◆ Objective ◆
Transcribe the records in full, keeping every character as it is.

◆ Items ◆
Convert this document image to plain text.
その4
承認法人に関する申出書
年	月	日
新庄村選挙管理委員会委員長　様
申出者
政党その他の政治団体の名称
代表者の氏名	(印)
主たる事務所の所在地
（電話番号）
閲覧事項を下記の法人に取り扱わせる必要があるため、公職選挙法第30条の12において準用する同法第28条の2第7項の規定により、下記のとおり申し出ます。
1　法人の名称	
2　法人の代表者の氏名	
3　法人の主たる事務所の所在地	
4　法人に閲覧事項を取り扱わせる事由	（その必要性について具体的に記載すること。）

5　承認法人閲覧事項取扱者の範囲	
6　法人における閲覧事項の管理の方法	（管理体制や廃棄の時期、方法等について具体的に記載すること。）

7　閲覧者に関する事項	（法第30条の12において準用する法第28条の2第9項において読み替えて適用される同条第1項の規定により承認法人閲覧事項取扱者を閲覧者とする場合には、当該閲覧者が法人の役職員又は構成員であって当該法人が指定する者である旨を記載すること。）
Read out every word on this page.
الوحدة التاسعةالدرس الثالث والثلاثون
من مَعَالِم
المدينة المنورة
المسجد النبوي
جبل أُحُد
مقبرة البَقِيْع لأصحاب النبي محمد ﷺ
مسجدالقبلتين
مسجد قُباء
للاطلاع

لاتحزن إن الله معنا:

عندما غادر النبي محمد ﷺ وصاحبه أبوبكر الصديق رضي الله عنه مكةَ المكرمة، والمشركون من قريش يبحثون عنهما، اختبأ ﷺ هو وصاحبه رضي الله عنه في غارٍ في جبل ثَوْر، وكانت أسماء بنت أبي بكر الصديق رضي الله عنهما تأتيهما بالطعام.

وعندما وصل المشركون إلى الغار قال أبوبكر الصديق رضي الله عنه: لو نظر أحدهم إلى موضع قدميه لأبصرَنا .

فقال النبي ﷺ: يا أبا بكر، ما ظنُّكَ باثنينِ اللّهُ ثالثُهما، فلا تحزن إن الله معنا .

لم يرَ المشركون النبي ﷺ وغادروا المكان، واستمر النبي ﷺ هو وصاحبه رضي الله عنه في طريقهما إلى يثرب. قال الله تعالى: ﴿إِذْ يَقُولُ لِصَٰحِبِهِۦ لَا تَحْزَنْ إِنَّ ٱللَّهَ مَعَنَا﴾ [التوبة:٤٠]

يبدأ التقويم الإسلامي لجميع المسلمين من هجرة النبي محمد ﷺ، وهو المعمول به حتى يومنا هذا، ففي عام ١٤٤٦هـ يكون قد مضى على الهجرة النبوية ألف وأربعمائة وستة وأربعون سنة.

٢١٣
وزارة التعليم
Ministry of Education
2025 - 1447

◆ Output below ◆
Convert this document image to plain text.
その4
承認法人に関する申出書
年	月	日
新庄村選挙管理委員会委員長　様
申出者
政党その他の政治団体の名称
代表者の氏名	(印)
主たる事務所の所在地
（電話番号）
閲覧事項を下記の法人に取り扱わせる必要があるため、公職選挙法第30条の12において準用する同法第28条の2第7項の規定により、下記のとおり申し出ます。
1　法人の名称	
2　法人の代表者の氏名	
3　法人の主たる事務所の所在地	
4　法人に閲覧事項を取り扱わせる事由	（その必要性について具体的に記載すること。）

5　承認法人閲覧事項取扱者の範囲	
6　法人における閲覧事項の管理の方法	（管理体制や廃棄の時期、方法等について具体的に記載すること。）

7　閲覧者に関する事項	（法第30条の12において準用する法第28条の2第9項において読み替えて適用される同条第1項の規定により承認法人閲覧事項取扱者を閲覧者とする場合には、当該閲覧者が法人の役職員又は構成員であって当該法人が指定する者である旨を記載すること。）
Read out every word on this page.
الوحدة التاسعةالدرس الثالث والثلاثون
من مَعَالِم
المدينة المنورة
المسجد النبوي
جبل أُحُد
مقبرة البَقِيْع لأصحاب النبي محمد ﷺ
مسجدالقبلتين
مسجد قُباء
للاطلاع

لاتحزن إن الله معنا:

عندما غادر النبي محمد ﷺ وصاحبه أبوبكر الصديق رضي الله عنه مكةَ المكرمة، والمشركون من قريش يبحثون عنهما، اختبأ ﷺ هو وصاحبه رضي الله عنه في غارٍ في جبل ثَوْر، وكانت أسماء بنت أبي بكر الصديق رضي الله عنهما تأتيهما بالطعام.

وعندما وصل المشركون إلى الغار قال أبوبكر الصديق رضي الله عنه: لو نظر أحدهم إلى موضع قدميه لأبصرَنا .

فقال النبي ﷺ: يا أبا بكر، ما ظنُّكَ باثنينِ اللّهُ ثالثُهما، فلا تحزن إن الله معنا .

لم يرَ المشركون النبي ﷺ وغادروا المكان، واستمر النبي ﷺ هو وصاحبه رضي الله عنه في طريقهما إلى يثرب. قال الله تعالى: ﴿إِذْ يَقُولُ لِصَٰحِبِهِۦ لَا تَحْزَنْ إِنَّ ٱللَّهَ مَعَنَا﴾ [التوبة:٤٠]

يبدأ التقويم الإسلامي لجميع المسلمين من هجرة النبي محمد ﷺ، وهو المعمول به حتى يومنا هذا، ففي عام ١٤٤٦هـ يكون قد مضى على الهجرة النبوية ألف وأربعمائة وستة وأربعون سنة.

٢١٣
وزارة التعليم
Ministry of Education
2025 - 1447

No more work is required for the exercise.